Aim of the task >>
Reproduce all of the material below line for line, without altering any character, and leave out the pictures.

-- begin Material supplied --

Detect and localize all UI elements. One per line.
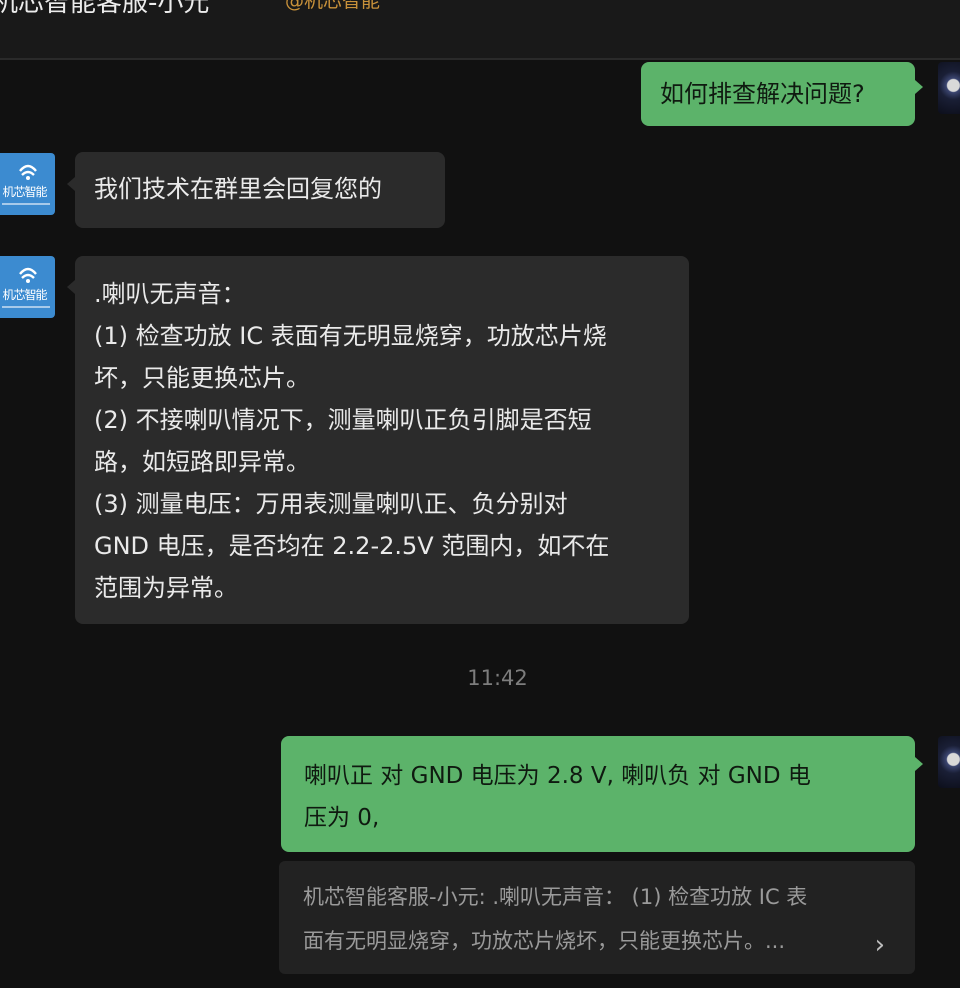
message-line: 喇叭正 对 GND 电压为 2.8 V, 喇叭负 对 GND 电 <box>304 763 811 789</box>
message-line: 路，如短路即异常。 <box>94 448 310 476</box>
bot-logo-icon <box>17 163 39 181</box>
message-line: GND 电压，是否均在 2.2-2.5V 范围内，如不在 <box>94 532 610 560</box>
bubble-tail <box>67 177 75 191</box>
message-text: 如何排查解决问题? <box>660 80 865 108</box>
bot-logo-text: 机芯智能 <box>2 288 47 302</box>
quoted-message[interactable]: 机芯智能客服-小元: .喇叭无声音： (1) 检查功放 IC 表 面有无明显烧穿… <box>279 861 915 974</box>
self-avatar[interactable] <box>938 736 960 788</box>
chat-title[interactable]: 机芯智能客服-小元 <box>0 0 209 19</box>
chat-title-tag: @机芯智能 <box>285 0 381 12</box>
bot-avatar[interactable]: 机芯智能 <box>0 256 55 318</box>
bubble-tail <box>915 80 923 94</box>
message-bubble-self[interactable]: 喇叭正 对 GND 电压为 2.8 V, 喇叭负 对 GND 电 压为 0, <box>281 736 915 852</box>
bot-logo-text: 机芯智能 <box>2 185 47 199</box>
message-line: (2) 不接喇叭情况下，测量喇叭正负引脚是否短 <box>94 406 592 434</box>
bot-logo-divider <box>1 203 50 205</box>
bubble-tail <box>915 757 923 771</box>
message-line: (3) 测量电压：万用表测量喇叭正、负分别对 <box>94 490 568 518</box>
bubble-tail <box>67 280 75 294</box>
bot-logo-icon <box>17 266 39 284</box>
message-line: .喇叭无声音： <box>94 280 246 308</box>
bot-logo-divider <box>1 306 50 308</box>
timestamp: 11:42 <box>467 666 528 690</box>
bot-avatar[interactable]: 机芯智能 <box>0 153 55 215</box>
message-bubble-other[interactable]: .喇叭无声音： (1) 检查功放 IC 表面有无明显烧穿，功放芯片烧 坏，只能更… <box>75 256 689 624</box>
message-text: 我们技术在群里会回复您的 <box>94 175 382 203</box>
quoted-line: 面有无明显烧穿，功放芯片烧坏，只能更换芯片。... <box>303 929 786 953</box>
self-avatar[interactable] <box>938 62 960 114</box>
message-line: 压为 0, <box>304 805 380 831</box>
message-line: (1) 检查功放 IC 表面有无明显烧穿，功放芯片烧 <box>94 322 607 350</box>
message-line: 范围为异常。 <box>94 574 238 602</box>
message-bubble-self[interactable]: 如何排查解决问题? <box>641 62 915 126</box>
chevron-right-icon[interactable]: › <box>875 923 885 967</box>
chat-header: 机芯智能客服-小元 @机芯智能 <box>0 0 960 60</box>
message-line: 坏，只能更换芯片。 <box>94 364 310 392</box>
message-bubble-other[interactable]: 我们技术在群里会回复您的 <box>75 152 445 228</box>
quoted-line: 机芯智能客服-小元: .喇叭无声音： (1) 检查功放 IC 表 <box>303 885 808 909</box>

-- end Material supplied --

Reply to the exercise >>
Detect and localize all UI elements. One per line.
message-line: 喇叭正 对 GND 电压为 2.8 V, 喇叭负 对 GND 电 <box>304 763 811 789</box>
message-line: 路，如短路即异常。 <box>94 448 310 476</box>
bot-logo-icon <box>17 163 39 181</box>
message-line: GND 电压，是否均在 2.2-2.5V 范围内，如不在 <box>94 532 610 560</box>
bubble-tail <box>67 177 75 191</box>
message-text: 如何排查解决问题? <box>660 80 865 108</box>
bot-logo-text: 机芯智能 <box>2 288 47 302</box>
quoted-message[interactable]: 机芯智能客服-小元: .喇叭无声音： (1) 检查功放 IC 表 面有无明显烧穿… <box>279 861 915 974</box>
self-avatar[interactable] <box>938 736 960 788</box>
chat-title[interactable]: 机芯智能客服-小元 <box>0 0 209 19</box>
chat-title-tag: @机芯智能 <box>285 0 381 12</box>
bot-avatar[interactable]: 机芯智能 <box>0 256 55 318</box>
bubble-tail <box>915 80 923 94</box>
message-bubble-self[interactable]: 喇叭正 对 GND 电压为 2.8 V, 喇叭负 对 GND 电 压为 0, <box>281 736 915 852</box>
bot-logo-text: 机芯智能 <box>2 185 47 199</box>
message-line: (2) 不接喇叭情况下，测量喇叭正负引脚是否短 <box>94 406 592 434</box>
bot-logo-divider <box>1 203 50 205</box>
bubble-tail <box>915 757 923 771</box>
message-line: (3) 测量电压：万用表测量喇叭正、负分别对 <box>94 490 568 518</box>
bubble-tail <box>67 280 75 294</box>
bot-logo-icon <box>17 266 39 284</box>
message-line: .喇叭无声音： <box>94 280 246 308</box>
bot-logo-divider <box>1 306 50 308</box>
timestamp: 11:42 <box>467 666 528 690</box>
bot-avatar[interactable]: 机芯智能 <box>0 153 55 215</box>
message-bubble-other[interactable]: .喇叭无声音： (1) 检查功放 IC 表面有无明显烧穿，功放芯片烧 坏，只能更… <box>75 256 689 624</box>
message-text: 我们技术在群里会回复您的 <box>94 175 382 203</box>
quoted-line: 面有无明显烧穿，功放芯片烧坏，只能更换芯片。... <box>303 929 786 953</box>
self-avatar[interactable] <box>938 62 960 114</box>
message-line: 压为 0, <box>304 805 380 831</box>
message-line: (1) 检查功放 IC 表面有无明显烧穿，功放芯片烧 <box>94 322 607 350</box>
message-line: 范围为异常。 <box>94 574 238 602</box>
message-bubble-self[interactable]: 如何排查解决问题? <box>641 62 915 126</box>
chevron-right-icon[interactable]: › <box>875 923 885 967</box>
chat-header: 机芯智能客服-小元 @机芯智能 <box>0 0 960 60</box>
message-line: 坏，只能更换芯片。 <box>94 364 310 392</box>
message-bubble-other[interactable]: 我们技术在群里会回复您的 <box>75 152 445 228</box>
quoted-line: 机芯智能客服-小元: .喇叭无声音： (1) 检查功放 IC 表 <box>303 885 808 909</box>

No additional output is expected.